## [Directions for this task]
Answer with a single number: the count of lines that include the string "Borrar".

## [Input material]

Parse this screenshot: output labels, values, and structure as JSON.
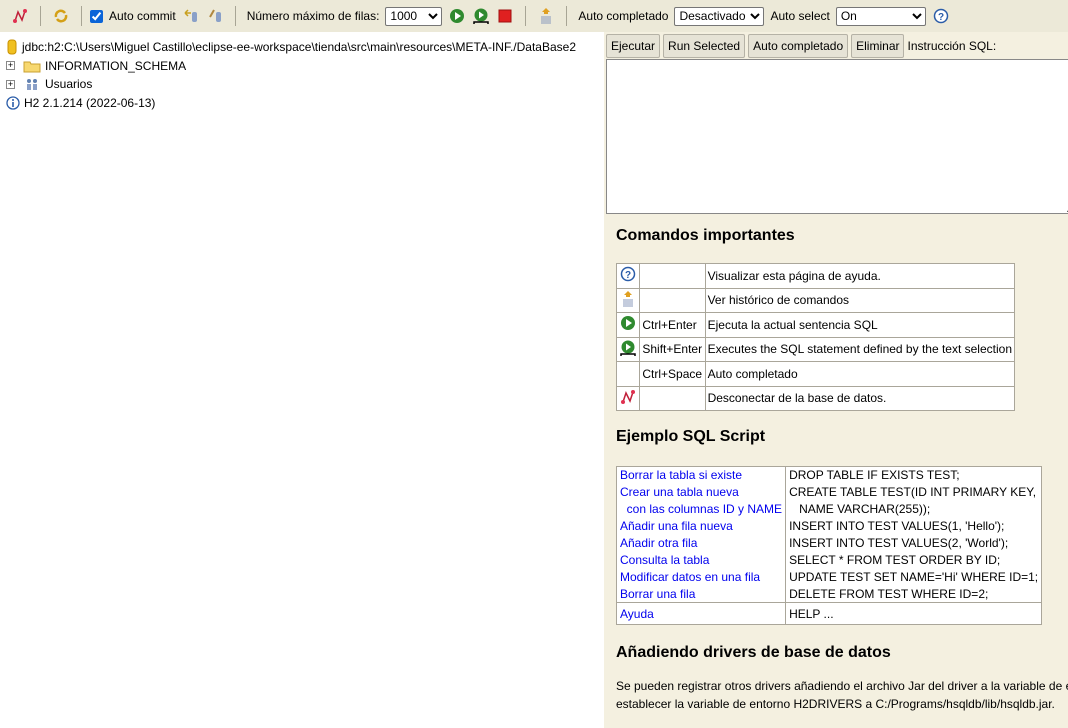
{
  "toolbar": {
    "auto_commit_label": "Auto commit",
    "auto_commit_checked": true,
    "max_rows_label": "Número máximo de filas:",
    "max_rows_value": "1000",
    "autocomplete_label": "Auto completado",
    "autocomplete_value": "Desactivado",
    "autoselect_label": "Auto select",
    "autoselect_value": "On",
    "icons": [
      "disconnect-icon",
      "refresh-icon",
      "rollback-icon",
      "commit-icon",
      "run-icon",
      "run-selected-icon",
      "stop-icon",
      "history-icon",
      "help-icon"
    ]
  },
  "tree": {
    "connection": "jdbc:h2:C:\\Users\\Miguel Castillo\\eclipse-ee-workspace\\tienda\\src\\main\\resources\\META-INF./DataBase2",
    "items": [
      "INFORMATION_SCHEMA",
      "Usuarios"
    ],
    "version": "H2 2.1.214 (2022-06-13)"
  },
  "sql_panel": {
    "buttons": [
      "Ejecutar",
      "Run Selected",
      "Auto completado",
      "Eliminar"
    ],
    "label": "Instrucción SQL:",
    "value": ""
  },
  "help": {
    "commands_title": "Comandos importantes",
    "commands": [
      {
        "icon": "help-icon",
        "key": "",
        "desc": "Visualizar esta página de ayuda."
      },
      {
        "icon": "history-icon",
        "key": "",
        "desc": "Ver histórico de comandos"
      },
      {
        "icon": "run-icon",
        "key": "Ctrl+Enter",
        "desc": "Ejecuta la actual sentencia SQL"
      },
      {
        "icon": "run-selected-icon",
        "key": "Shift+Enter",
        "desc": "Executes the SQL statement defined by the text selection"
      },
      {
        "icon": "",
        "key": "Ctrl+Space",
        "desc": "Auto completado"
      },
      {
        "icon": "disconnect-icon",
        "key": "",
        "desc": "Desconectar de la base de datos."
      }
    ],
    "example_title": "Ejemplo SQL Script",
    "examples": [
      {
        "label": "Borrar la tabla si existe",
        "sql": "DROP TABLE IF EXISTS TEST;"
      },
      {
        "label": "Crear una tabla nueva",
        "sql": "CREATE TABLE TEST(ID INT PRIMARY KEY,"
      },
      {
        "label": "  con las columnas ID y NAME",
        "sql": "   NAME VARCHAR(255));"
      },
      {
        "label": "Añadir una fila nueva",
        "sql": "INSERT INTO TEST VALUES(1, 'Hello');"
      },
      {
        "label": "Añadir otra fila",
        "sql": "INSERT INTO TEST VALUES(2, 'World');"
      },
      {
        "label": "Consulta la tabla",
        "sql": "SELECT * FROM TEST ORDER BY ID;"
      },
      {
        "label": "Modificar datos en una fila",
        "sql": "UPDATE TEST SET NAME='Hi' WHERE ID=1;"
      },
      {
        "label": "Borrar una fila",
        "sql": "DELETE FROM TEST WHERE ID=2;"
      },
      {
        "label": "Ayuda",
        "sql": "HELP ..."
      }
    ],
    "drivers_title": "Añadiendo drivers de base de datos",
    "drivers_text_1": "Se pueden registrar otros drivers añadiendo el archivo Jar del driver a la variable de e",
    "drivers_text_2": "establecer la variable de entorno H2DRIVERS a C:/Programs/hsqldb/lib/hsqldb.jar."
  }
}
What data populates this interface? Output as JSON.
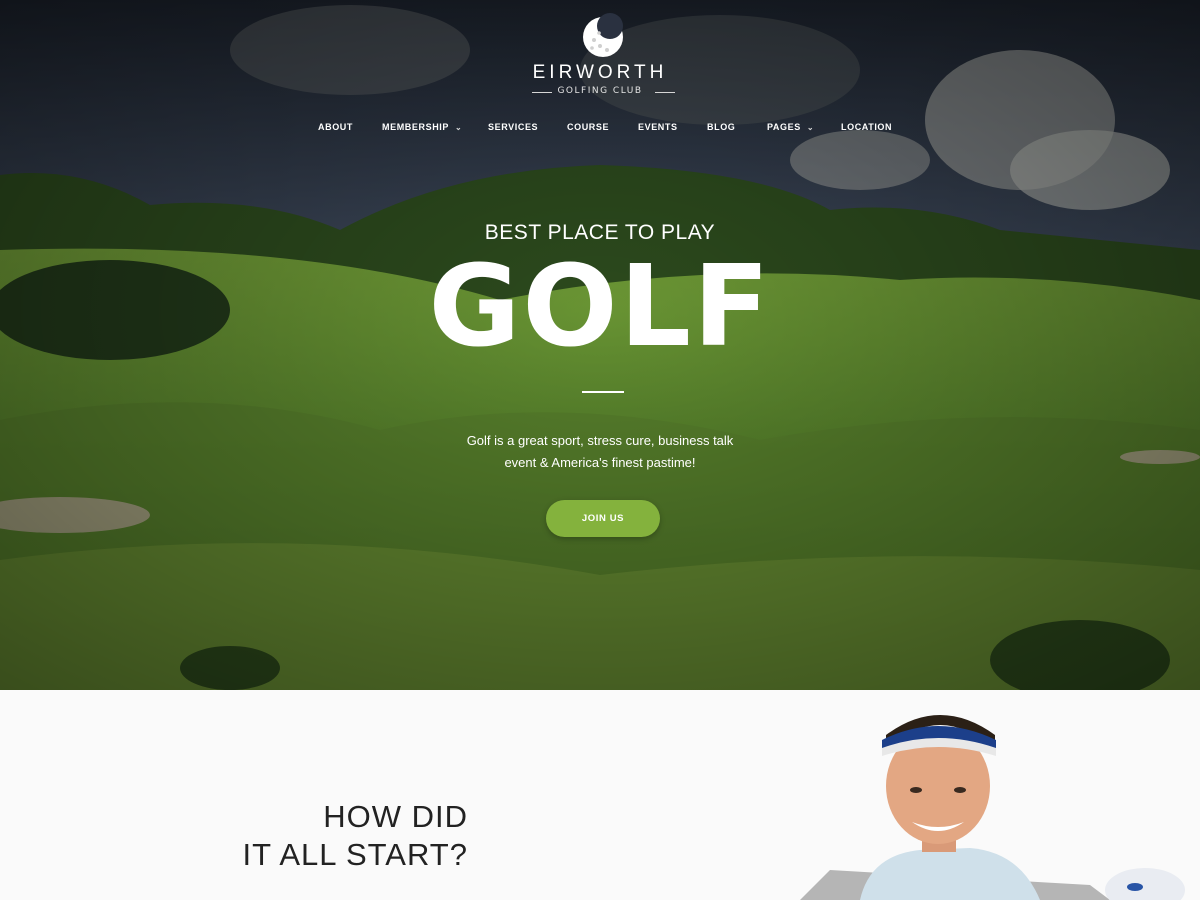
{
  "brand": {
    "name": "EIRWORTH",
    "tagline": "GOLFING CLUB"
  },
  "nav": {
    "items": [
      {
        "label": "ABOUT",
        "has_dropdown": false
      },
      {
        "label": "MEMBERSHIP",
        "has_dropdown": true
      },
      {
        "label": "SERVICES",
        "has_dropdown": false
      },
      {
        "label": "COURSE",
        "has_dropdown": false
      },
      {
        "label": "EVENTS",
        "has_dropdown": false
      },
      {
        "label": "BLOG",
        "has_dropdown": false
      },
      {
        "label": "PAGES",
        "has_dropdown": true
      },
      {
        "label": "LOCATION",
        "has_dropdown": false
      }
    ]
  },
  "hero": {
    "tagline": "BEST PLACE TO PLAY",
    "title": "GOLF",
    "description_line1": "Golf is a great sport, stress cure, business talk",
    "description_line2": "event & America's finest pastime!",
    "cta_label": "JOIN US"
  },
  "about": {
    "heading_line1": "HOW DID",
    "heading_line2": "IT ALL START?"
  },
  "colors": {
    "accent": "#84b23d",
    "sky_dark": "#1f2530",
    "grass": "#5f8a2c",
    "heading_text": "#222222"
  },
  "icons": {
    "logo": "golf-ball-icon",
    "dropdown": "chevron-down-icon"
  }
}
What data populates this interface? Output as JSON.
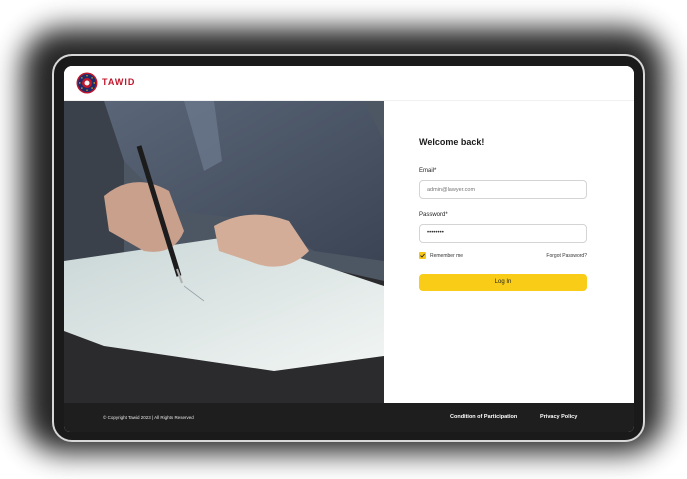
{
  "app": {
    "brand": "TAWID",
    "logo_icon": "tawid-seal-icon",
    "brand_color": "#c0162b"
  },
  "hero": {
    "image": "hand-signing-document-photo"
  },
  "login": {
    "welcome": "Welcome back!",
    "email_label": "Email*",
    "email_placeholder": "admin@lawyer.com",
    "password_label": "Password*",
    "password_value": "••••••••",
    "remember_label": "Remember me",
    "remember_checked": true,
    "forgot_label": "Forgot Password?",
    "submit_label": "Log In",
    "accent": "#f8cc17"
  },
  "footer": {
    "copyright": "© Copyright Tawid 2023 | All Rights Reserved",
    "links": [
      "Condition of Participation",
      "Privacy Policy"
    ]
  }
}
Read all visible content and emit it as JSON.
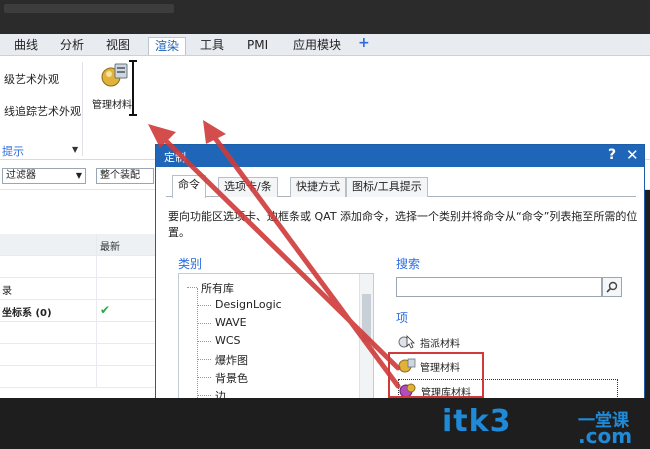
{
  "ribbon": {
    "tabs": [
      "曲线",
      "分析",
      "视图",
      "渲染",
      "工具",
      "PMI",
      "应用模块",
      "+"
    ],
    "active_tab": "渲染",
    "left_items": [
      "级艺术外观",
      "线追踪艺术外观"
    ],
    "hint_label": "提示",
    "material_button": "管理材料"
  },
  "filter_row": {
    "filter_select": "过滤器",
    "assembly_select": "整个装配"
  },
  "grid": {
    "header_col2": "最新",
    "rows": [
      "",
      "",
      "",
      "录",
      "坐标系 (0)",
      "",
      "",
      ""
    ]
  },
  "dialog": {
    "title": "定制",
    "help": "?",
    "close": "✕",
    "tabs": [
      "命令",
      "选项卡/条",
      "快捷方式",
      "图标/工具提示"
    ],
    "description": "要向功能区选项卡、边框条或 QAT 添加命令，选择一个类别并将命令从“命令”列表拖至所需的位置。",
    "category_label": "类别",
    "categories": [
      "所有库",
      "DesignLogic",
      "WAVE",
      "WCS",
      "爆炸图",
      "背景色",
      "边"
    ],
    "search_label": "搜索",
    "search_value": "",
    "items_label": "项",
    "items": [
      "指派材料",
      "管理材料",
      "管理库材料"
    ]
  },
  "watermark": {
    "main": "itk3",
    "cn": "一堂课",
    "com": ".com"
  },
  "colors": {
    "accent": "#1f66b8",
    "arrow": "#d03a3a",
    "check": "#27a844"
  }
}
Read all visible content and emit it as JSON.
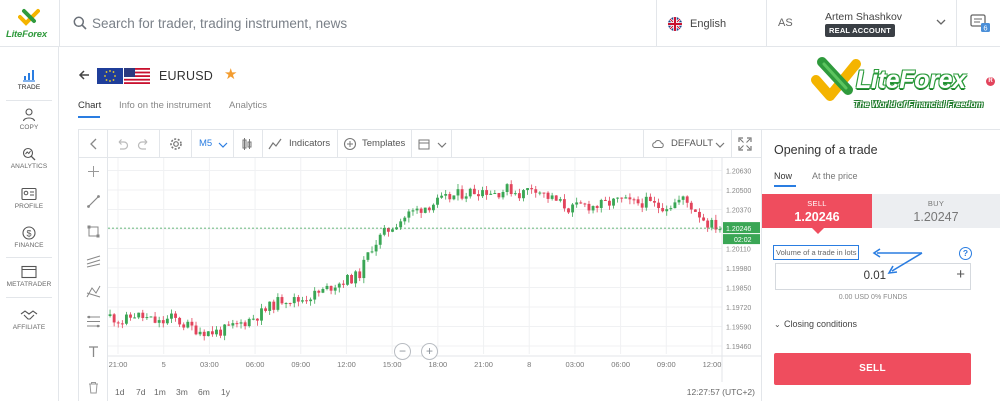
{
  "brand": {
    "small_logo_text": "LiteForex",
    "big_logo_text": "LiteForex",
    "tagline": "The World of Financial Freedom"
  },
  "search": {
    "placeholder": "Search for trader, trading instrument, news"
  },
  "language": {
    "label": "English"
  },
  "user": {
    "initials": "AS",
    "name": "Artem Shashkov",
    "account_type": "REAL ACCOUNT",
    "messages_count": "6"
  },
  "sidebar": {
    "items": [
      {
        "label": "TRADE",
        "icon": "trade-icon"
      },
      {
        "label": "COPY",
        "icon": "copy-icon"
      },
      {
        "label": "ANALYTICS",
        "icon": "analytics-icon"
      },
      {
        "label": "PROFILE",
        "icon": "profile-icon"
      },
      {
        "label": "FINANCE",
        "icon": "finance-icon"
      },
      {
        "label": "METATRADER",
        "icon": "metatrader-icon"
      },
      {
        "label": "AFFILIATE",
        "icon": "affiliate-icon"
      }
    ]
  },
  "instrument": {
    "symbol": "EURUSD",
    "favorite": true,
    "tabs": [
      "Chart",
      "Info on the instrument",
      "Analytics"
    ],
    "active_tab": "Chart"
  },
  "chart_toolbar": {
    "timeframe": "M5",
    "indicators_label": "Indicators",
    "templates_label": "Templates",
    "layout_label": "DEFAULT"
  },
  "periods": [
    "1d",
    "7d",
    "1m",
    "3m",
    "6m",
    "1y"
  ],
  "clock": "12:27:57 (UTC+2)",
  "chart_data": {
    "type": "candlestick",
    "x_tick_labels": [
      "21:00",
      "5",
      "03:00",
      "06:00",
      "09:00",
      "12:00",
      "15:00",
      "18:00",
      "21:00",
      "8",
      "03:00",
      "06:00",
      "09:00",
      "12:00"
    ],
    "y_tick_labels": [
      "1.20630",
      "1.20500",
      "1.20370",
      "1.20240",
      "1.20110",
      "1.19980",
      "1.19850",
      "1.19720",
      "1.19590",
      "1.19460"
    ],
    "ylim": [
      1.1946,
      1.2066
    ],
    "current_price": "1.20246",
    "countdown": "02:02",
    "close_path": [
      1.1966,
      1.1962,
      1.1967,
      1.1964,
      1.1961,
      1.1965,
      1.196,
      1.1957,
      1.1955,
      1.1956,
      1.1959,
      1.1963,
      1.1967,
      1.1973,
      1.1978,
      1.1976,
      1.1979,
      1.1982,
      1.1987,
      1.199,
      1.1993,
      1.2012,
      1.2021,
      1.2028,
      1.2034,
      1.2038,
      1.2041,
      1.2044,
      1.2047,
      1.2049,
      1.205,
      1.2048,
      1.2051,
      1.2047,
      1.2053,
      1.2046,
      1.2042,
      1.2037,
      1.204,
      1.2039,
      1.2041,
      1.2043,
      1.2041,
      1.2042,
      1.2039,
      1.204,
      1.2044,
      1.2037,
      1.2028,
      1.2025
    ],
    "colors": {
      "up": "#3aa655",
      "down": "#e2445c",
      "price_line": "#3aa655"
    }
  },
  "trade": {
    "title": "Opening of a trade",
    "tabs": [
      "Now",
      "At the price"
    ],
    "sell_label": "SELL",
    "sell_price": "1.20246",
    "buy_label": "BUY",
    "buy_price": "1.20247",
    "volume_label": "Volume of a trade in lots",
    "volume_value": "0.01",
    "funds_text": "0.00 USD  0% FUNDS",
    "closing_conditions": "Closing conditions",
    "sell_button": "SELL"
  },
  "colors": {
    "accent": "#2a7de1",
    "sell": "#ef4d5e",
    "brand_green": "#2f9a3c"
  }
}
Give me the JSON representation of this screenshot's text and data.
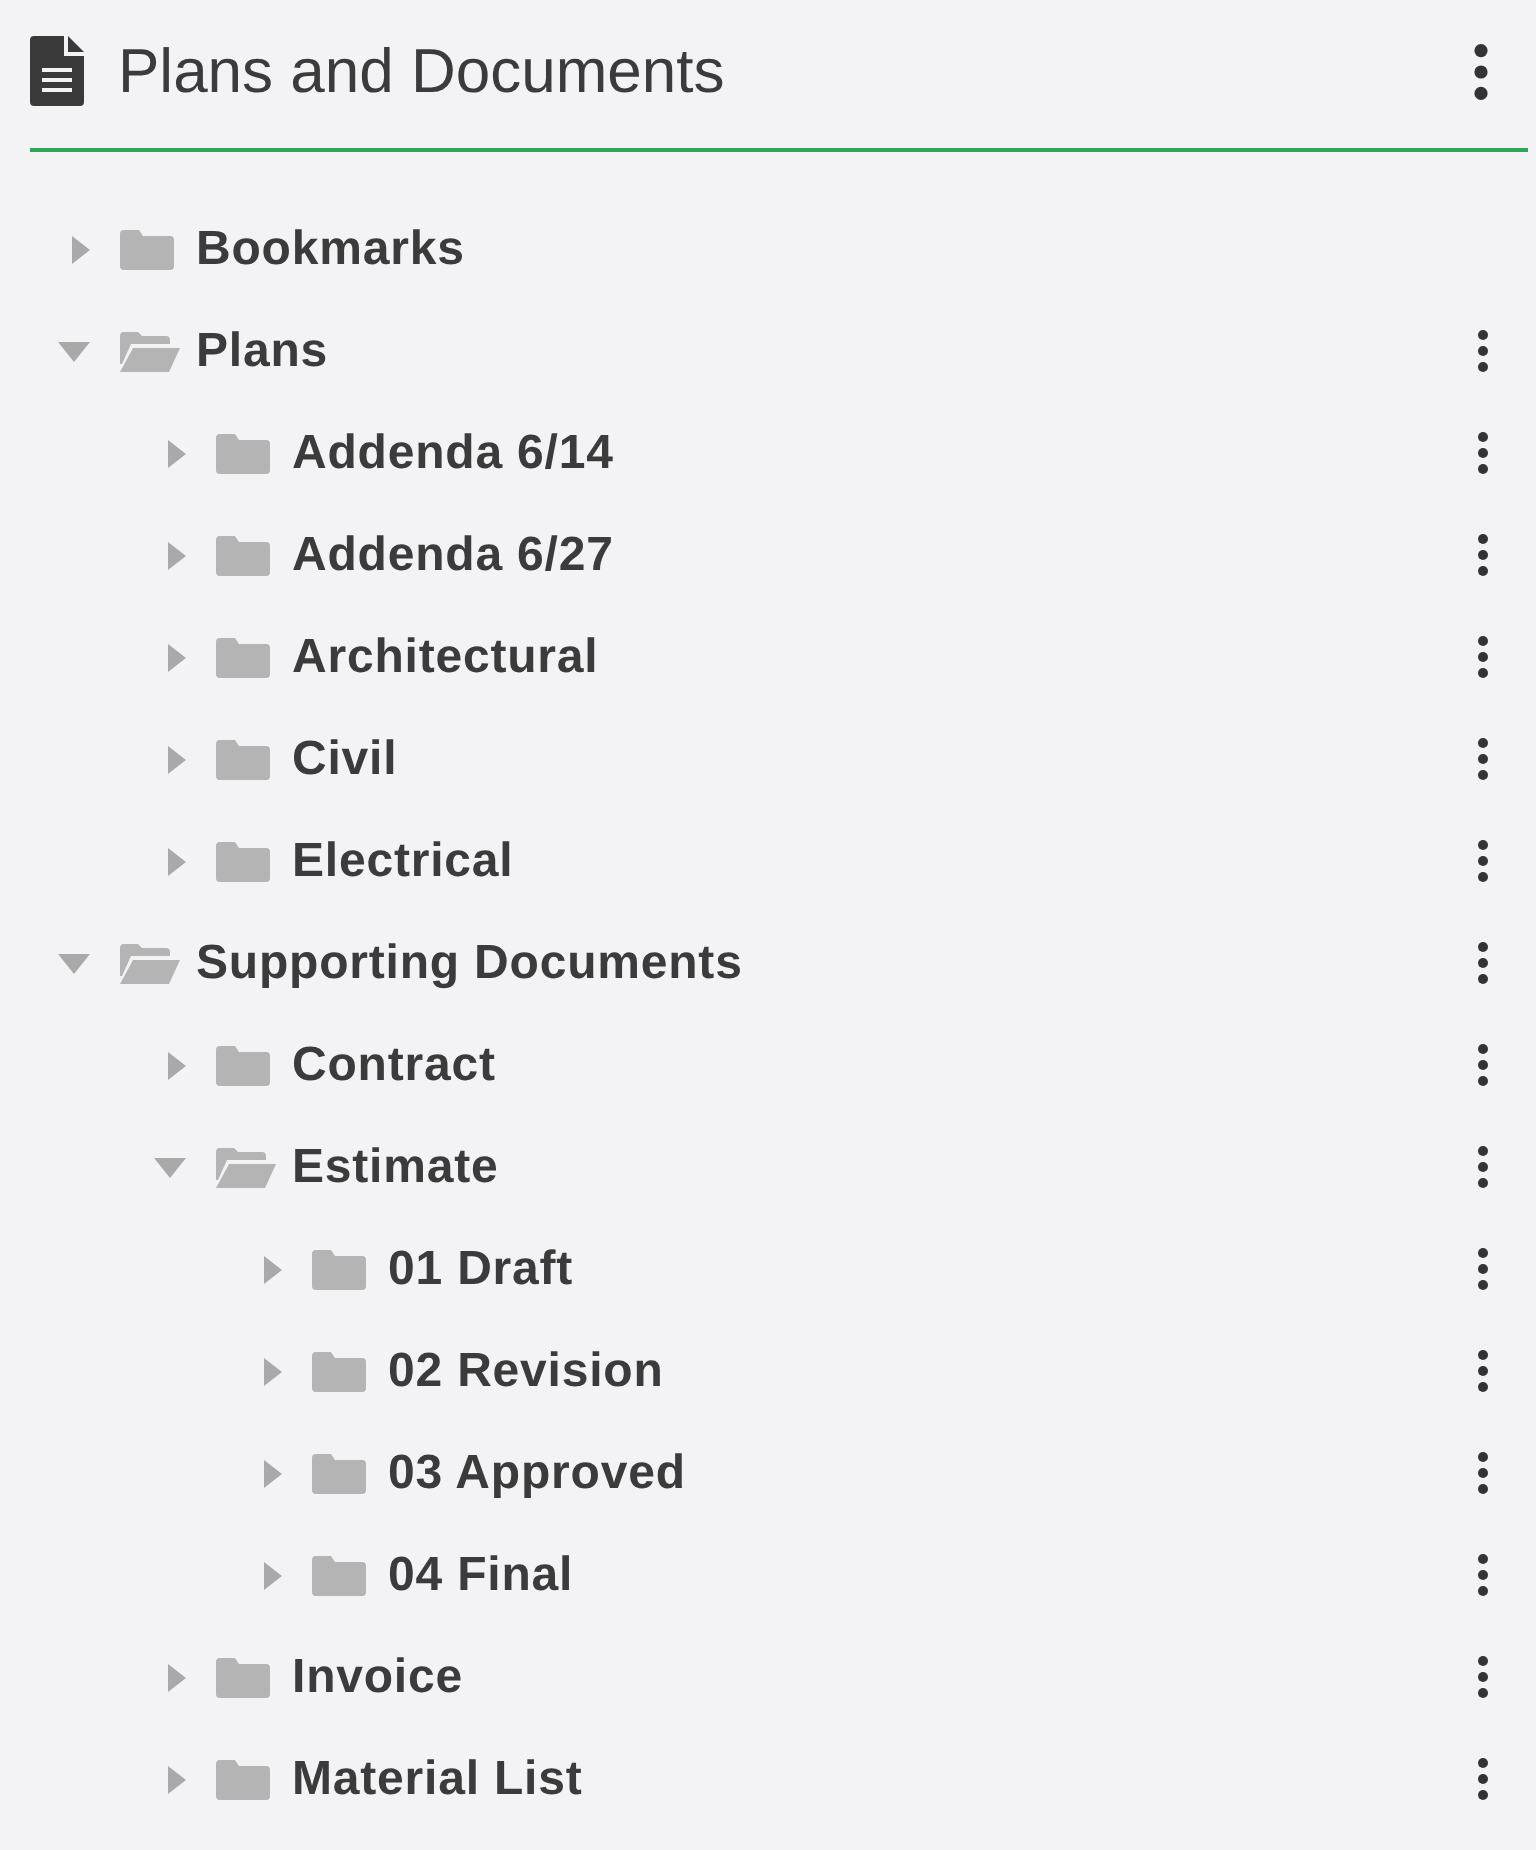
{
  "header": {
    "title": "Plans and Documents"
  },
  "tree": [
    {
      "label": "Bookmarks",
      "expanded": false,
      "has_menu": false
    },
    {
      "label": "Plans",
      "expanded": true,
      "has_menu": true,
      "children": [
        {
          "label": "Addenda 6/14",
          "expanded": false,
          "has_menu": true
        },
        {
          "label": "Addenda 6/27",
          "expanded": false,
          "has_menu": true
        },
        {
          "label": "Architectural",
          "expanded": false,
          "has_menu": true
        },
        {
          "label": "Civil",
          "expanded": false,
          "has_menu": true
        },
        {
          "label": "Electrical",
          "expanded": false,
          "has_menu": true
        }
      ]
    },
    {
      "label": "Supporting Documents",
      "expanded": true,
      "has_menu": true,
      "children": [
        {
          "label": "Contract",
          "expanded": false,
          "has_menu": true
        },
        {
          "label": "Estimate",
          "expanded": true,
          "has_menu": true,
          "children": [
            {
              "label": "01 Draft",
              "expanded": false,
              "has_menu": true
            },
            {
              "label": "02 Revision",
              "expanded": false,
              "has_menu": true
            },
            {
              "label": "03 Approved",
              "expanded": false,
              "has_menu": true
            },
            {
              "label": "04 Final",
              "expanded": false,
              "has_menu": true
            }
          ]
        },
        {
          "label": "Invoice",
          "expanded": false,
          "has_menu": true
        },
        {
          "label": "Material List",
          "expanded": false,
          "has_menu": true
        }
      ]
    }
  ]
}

## [Answer to this problem]
2